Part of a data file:
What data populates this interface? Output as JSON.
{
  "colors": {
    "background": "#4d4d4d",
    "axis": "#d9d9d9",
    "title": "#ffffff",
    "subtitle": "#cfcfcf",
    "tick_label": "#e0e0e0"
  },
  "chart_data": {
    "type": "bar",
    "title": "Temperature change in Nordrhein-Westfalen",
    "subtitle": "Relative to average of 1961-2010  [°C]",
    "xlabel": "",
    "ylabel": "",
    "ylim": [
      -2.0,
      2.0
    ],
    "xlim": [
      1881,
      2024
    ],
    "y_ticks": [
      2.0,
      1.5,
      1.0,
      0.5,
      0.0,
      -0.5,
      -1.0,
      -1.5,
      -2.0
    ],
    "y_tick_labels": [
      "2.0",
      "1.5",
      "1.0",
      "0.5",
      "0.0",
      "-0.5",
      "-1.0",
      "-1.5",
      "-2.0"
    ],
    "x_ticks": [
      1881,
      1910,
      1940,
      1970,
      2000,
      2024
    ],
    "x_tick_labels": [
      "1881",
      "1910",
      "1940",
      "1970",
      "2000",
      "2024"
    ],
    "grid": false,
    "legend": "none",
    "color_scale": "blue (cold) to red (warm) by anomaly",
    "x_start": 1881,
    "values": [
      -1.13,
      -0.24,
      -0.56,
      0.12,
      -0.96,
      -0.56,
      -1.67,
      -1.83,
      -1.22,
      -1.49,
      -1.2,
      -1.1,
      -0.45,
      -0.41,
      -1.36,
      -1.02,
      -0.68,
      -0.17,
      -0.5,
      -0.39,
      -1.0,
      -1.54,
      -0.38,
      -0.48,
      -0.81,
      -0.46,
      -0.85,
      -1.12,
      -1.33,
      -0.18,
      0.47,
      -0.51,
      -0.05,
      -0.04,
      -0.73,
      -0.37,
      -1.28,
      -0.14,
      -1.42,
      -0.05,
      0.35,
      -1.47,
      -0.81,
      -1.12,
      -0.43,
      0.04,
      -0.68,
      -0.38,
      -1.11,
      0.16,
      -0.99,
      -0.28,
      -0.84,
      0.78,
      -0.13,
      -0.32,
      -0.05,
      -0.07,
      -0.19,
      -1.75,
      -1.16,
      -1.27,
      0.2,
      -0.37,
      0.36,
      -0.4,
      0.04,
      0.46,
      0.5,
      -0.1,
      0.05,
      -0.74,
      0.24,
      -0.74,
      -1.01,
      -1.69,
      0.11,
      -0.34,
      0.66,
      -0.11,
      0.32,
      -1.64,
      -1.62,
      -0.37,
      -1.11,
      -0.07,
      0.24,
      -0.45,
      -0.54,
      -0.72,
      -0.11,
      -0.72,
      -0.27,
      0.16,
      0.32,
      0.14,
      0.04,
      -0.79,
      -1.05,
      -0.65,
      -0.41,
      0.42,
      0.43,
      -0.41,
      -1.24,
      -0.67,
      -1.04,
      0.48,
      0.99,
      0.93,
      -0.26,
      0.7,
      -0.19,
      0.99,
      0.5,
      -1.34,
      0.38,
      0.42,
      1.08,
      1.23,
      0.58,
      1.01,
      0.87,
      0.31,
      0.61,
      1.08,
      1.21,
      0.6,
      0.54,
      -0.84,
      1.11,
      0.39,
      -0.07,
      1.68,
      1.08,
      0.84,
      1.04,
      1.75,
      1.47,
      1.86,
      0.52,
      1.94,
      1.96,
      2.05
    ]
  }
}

Aim of the task: Give every line of the material again, exactly as it reads.

Solution below:
What data populates this interface? Output as JSON.
{
  "colors": {
    "background": "#4d4d4d",
    "axis": "#d9d9d9",
    "title": "#ffffff",
    "subtitle": "#cfcfcf",
    "tick_label": "#e0e0e0"
  },
  "chart_data": {
    "type": "bar",
    "title": "Temperature change in Nordrhein-Westfalen",
    "subtitle": "Relative to average of 1961-2010  [°C]",
    "xlabel": "",
    "ylabel": "",
    "ylim": [
      -2.0,
      2.0
    ],
    "xlim": [
      1881,
      2024
    ],
    "y_ticks": [
      2.0,
      1.5,
      1.0,
      0.5,
      0.0,
      -0.5,
      -1.0,
      -1.5,
      -2.0
    ],
    "y_tick_labels": [
      "2.0",
      "1.5",
      "1.0",
      "0.5",
      "0.0",
      "-0.5",
      "-1.0",
      "-1.5",
      "-2.0"
    ],
    "x_ticks": [
      1881,
      1910,
      1940,
      1970,
      2000,
      2024
    ],
    "x_tick_labels": [
      "1881",
      "1910",
      "1940",
      "1970",
      "2000",
      "2024"
    ],
    "grid": false,
    "legend": "none",
    "color_scale": "blue (cold) to red (warm) by anomaly",
    "x_start": 1881,
    "values": [
      -1.13,
      -0.24,
      -0.56,
      0.12,
      -0.96,
      -0.56,
      -1.67,
      -1.83,
      -1.22,
      -1.49,
      -1.2,
      -1.1,
      -0.45,
      -0.41,
      -1.36,
      -1.02,
      -0.68,
      -0.17,
      -0.5,
      -0.39,
      -1.0,
      -1.54,
      -0.38,
      -0.48,
      -0.81,
      -0.46,
      -0.85,
      -1.12,
      -1.33,
      -0.18,
      0.47,
      -0.51,
      -0.05,
      -0.04,
      -0.73,
      -0.37,
      -1.28,
      -0.14,
      -1.42,
      -0.05,
      0.35,
      -1.47,
      -0.81,
      -1.12,
      -0.43,
      0.04,
      -0.68,
      -0.38,
      -1.11,
      0.16,
      -0.99,
      -0.28,
      -0.84,
      0.78,
      -0.13,
      -0.32,
      -0.05,
      -0.07,
      -0.19,
      -1.75,
      -1.16,
      -1.27,
      0.2,
      -0.37,
      0.36,
      -0.4,
      0.04,
      0.46,
      0.5,
      -0.1,
      0.05,
      -0.74,
      0.24,
      -0.74,
      -1.01,
      -1.69,
      0.11,
      -0.34,
      0.66,
      -0.11,
      0.32,
      -1.64,
      -1.62,
      -0.37,
      -1.11,
      -0.07,
      0.24,
      -0.45,
      -0.54,
      -0.72,
      -0.11,
      -0.72,
      -0.27,
      0.16,
      0.32,
      0.14,
      0.04,
      -0.79,
      -1.05,
      -0.65,
      -0.41,
      0.42,
      0.43,
      -0.41,
      -1.24,
      -0.67,
      -1.04,
      0.48,
      0.99,
      0.93,
      -0.26,
      0.7,
      -0.19,
      0.99,
      0.5,
      -1.34,
      0.38,
      0.42,
      1.08,
      1.23,
      0.58,
      1.01,
      0.87,
      0.31,
      0.61,
      1.08,
      1.21,
      0.6,
      0.54,
      -0.84,
      1.11,
      0.39,
      -0.07,
      1.68,
      1.08,
      0.84,
      1.04,
      1.75,
      1.47,
      1.86,
      0.52,
      1.94,
      1.96,
      2.05
    ]
  }
}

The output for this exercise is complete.